— Start of TEXT TO READ —

One sad note though.  there is now a real traffic light at the intersection with German Flats Road. Entirely unnecessary.   :flame:What do they think, the Hyde Away traffic will inundate the road after last call?  Blasphemy!


----------



## billski (Apr 5, 2015)

Scruffy said:


> Ah,


  Shussh Scruffy!  It's a secret.  We don't want the girls to know!


----------



## bigbog (Apr 5, 2015)

Nice TR billski....still nice snow with elevation!


----------



## billski (Apr 5, 2015)

Scruffy said:


> Management, either decided it was a little over the top, or someone wanted it for a souvenir.


  The whole area needed a good painting, so everything came down.  If I recall right, the no jumping sign was missing last year.  I shed a tear.


----------



## WWF-VT (Apr 5, 2015)

billski said:


> One sad note though.  there is now a real traffic light at the intersection with German Flats Road. Entirely unnecessary.   :flame:What do they think, the Hyde Away traffic will inundate the road after last call?  Blasphemy!



Traffic light ? There still isn't one at Rte 17 and German Flats Rd.


----------



## STREETSKIER (Apr 6, 2015)

I thought sat was one of the worst days of the season I went home after two runs 


Sent from my iPhone using Tapatalk


----------



## WWF-VT (Apr 6, 2015)

— End of TEXT TO READ —
— Start of RECORD SET —

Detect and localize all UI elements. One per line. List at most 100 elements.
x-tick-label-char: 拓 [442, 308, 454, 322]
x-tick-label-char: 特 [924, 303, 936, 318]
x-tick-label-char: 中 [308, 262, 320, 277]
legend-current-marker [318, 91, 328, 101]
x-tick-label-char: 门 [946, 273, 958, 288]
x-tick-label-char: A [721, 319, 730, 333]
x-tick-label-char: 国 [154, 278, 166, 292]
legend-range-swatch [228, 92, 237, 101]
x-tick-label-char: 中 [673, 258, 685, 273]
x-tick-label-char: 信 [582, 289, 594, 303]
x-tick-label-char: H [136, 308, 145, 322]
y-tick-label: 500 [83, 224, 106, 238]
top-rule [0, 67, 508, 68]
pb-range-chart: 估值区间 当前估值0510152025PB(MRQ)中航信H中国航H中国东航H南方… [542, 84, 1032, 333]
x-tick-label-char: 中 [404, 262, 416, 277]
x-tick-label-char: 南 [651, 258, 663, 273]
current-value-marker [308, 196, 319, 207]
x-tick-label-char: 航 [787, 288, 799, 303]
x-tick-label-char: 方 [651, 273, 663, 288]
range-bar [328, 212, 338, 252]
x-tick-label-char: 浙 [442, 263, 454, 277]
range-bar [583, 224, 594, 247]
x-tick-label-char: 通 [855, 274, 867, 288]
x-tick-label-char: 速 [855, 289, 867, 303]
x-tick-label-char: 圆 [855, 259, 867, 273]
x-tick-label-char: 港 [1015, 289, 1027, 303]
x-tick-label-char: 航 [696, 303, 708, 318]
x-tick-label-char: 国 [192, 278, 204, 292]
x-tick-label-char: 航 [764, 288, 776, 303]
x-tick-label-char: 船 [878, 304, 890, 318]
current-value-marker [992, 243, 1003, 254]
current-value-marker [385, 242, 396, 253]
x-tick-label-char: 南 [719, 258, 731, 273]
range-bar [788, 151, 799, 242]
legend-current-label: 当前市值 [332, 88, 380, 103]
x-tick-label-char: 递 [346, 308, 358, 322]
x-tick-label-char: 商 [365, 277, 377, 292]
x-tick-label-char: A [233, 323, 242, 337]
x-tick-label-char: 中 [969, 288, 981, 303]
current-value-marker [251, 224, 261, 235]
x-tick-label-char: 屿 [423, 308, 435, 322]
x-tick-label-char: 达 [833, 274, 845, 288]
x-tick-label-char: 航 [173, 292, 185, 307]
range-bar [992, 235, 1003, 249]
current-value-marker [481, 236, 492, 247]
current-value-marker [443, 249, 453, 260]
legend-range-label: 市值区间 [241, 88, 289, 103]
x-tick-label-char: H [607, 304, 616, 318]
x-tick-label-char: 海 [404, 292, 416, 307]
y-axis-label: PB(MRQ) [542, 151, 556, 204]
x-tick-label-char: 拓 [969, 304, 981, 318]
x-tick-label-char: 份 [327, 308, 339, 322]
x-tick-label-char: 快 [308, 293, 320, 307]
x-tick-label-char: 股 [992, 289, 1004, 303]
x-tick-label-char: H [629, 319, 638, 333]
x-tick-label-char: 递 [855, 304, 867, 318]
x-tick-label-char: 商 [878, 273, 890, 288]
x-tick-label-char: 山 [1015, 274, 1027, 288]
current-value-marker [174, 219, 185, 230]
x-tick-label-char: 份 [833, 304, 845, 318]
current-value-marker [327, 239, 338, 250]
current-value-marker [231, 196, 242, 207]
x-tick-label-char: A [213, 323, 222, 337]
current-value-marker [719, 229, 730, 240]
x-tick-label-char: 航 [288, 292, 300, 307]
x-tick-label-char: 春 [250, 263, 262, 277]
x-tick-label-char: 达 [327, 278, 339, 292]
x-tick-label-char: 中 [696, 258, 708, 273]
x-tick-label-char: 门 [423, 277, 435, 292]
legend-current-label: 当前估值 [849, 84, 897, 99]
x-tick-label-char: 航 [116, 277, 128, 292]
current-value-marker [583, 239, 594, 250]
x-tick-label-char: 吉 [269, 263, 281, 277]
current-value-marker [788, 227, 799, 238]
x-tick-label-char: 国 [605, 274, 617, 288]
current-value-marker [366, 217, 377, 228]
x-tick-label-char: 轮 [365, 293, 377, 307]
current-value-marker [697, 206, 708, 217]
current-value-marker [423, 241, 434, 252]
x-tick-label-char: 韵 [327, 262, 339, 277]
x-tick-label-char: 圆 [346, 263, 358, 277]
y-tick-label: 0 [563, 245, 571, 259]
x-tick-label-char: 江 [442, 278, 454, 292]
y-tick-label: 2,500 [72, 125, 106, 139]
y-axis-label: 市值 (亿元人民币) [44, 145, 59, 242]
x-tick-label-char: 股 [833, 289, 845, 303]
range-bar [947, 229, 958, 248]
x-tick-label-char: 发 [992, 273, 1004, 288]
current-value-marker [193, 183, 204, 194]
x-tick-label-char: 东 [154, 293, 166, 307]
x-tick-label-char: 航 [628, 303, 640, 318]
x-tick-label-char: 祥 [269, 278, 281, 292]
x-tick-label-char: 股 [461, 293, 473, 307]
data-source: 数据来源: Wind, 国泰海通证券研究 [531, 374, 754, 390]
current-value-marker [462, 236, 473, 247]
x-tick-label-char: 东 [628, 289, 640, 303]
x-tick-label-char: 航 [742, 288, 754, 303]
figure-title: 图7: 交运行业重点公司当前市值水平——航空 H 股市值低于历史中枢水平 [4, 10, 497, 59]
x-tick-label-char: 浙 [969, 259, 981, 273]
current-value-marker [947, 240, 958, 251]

— End of RECORD SET —

PROBLEMS ->
**1)** In the ski forum thread, how many runs did STREETSKIER take on Saturday before going home?
**2)** List each distinct username that appears as the author of a post in the ski forum thread, naming each one only once.
**3)** Write the next part of the ski forum thread, beginning with the body of the final post, whose heading appears without any text.

RESULTS FOR EACH TASK ->
**1)** Two runs.

**2)** billski, bigbog, WWF-VT, STREETSKIER

**3)**
I skied at Sugarbush - both Mt Ellen and Lincoln Peak on Saturday.  It rained then switched to snow in the early morning and everything froze up and conditions were very challenging even with the snow that fell during the day. I can't imagine how it could have been much better at MRG.


----------



## WWF-VT (Aug 25, 2015)

billski said:


> One sad note though.  there is now a real traffic light at the intersection with German Flats Road. Entirely unnecessary.   :flame:What do they think, the Hyde Away traffic will inundate the road after last call?  Blasphemy!



I'm pleased to report that there is still no traffic light at Rte 17 and German Flats Road.


----------



## billski (Aug 25, 2015)

WWF-VT said:


> I'm pleased to report that there is still no traffic light at Rte 17 and German Flats Road.


Must be a slow news day  
I think WWF needs a trip to Argentina about right now.  With his skis!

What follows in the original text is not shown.